Data excerpts
- - -

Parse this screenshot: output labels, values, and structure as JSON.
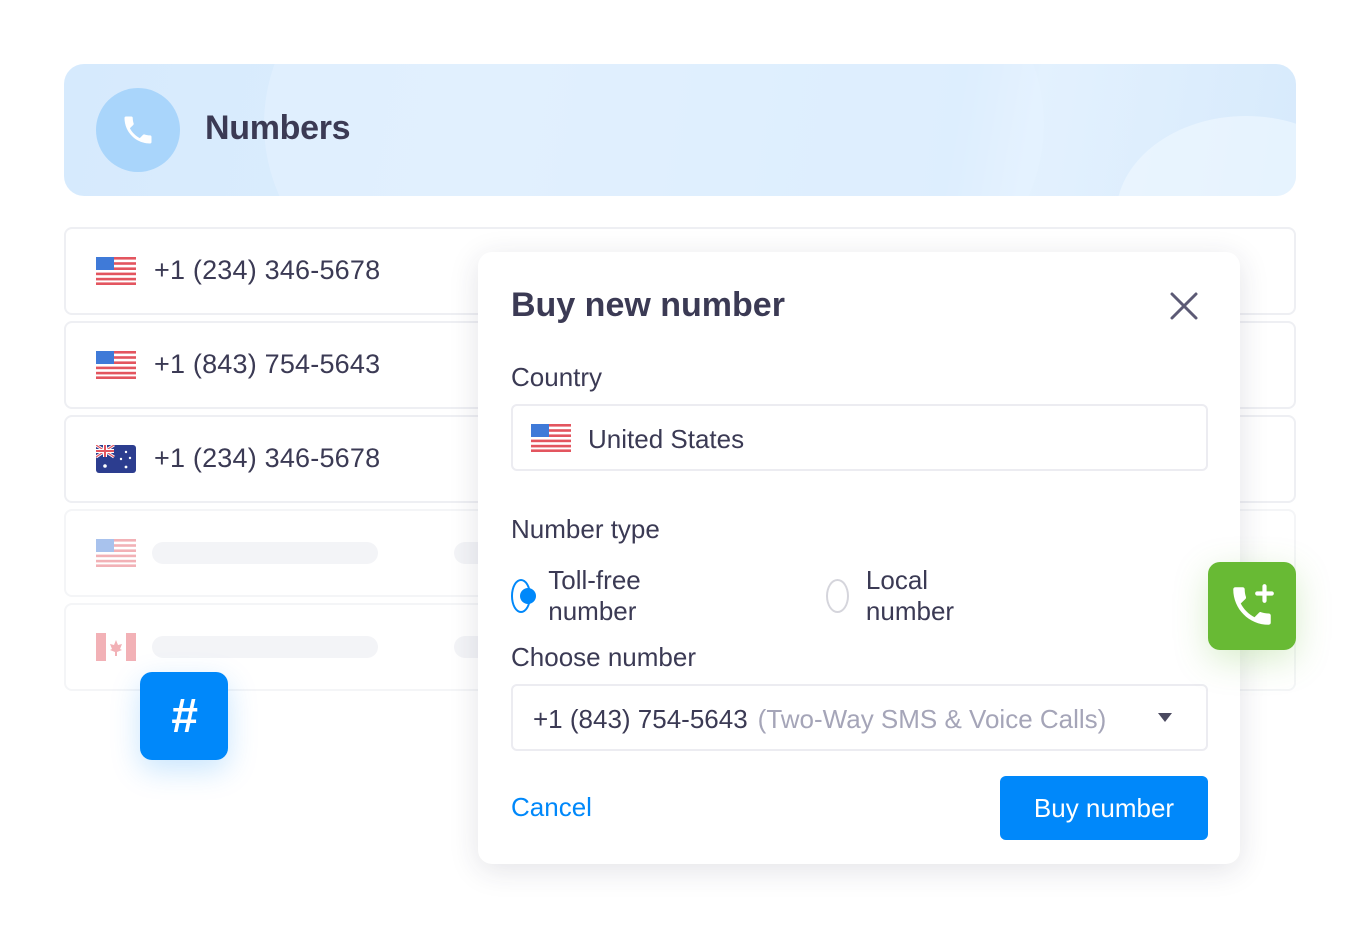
{
  "header": {
    "title": "Numbers",
    "icon": "phone-icon"
  },
  "numbers_list": [
    {
      "flag": "us-flag",
      "number": "+1 (234) 346-5678"
    },
    {
      "flag": "us-flag",
      "number": "+1 (843) 754-5643"
    },
    {
      "flag": "au-flag",
      "number": "+1 (234) 346-5678"
    },
    {
      "flag": "us-flag",
      "number": null,
      "loading": true
    },
    {
      "flag": "ca-flag",
      "number": null,
      "loading": true
    }
  ],
  "floating_buttons": {
    "hash_icon": "hash-icon",
    "hash_glyph": "#",
    "add_call_icon": "phone-plus-icon"
  },
  "modal": {
    "title": "Buy new number",
    "close_icon": "close-icon",
    "country_label": "Country",
    "country_value": "United States",
    "country_flag": "us-flag",
    "number_type_label": "Number type",
    "number_type_options": [
      {
        "label": "Toll-free number",
        "selected": true
      },
      {
        "label": "Local number",
        "selected": false
      }
    ],
    "choose_number_label": "Choose number",
    "choose_number_value": "+1 (843) 754-5643",
    "choose_number_hint": "(Two-Way SMS & Voice Calls)",
    "cancel_label": "Cancel",
    "buy_label": "Buy number"
  },
  "colors": {
    "accent": "#0088fa",
    "success": "#68ba34",
    "text": "#3b3a54",
    "muted": "#a5a5b8",
    "header_bg": "#d6eafd"
  }
}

- - -

INSTRUCTIONS FOR THE TASK
Extract each line from the entries above that contains the string "phone".

RESPONSE TO THIS TASK
    "icon": "phone-icon"
    "add_call_icon": "phone-plus-icon"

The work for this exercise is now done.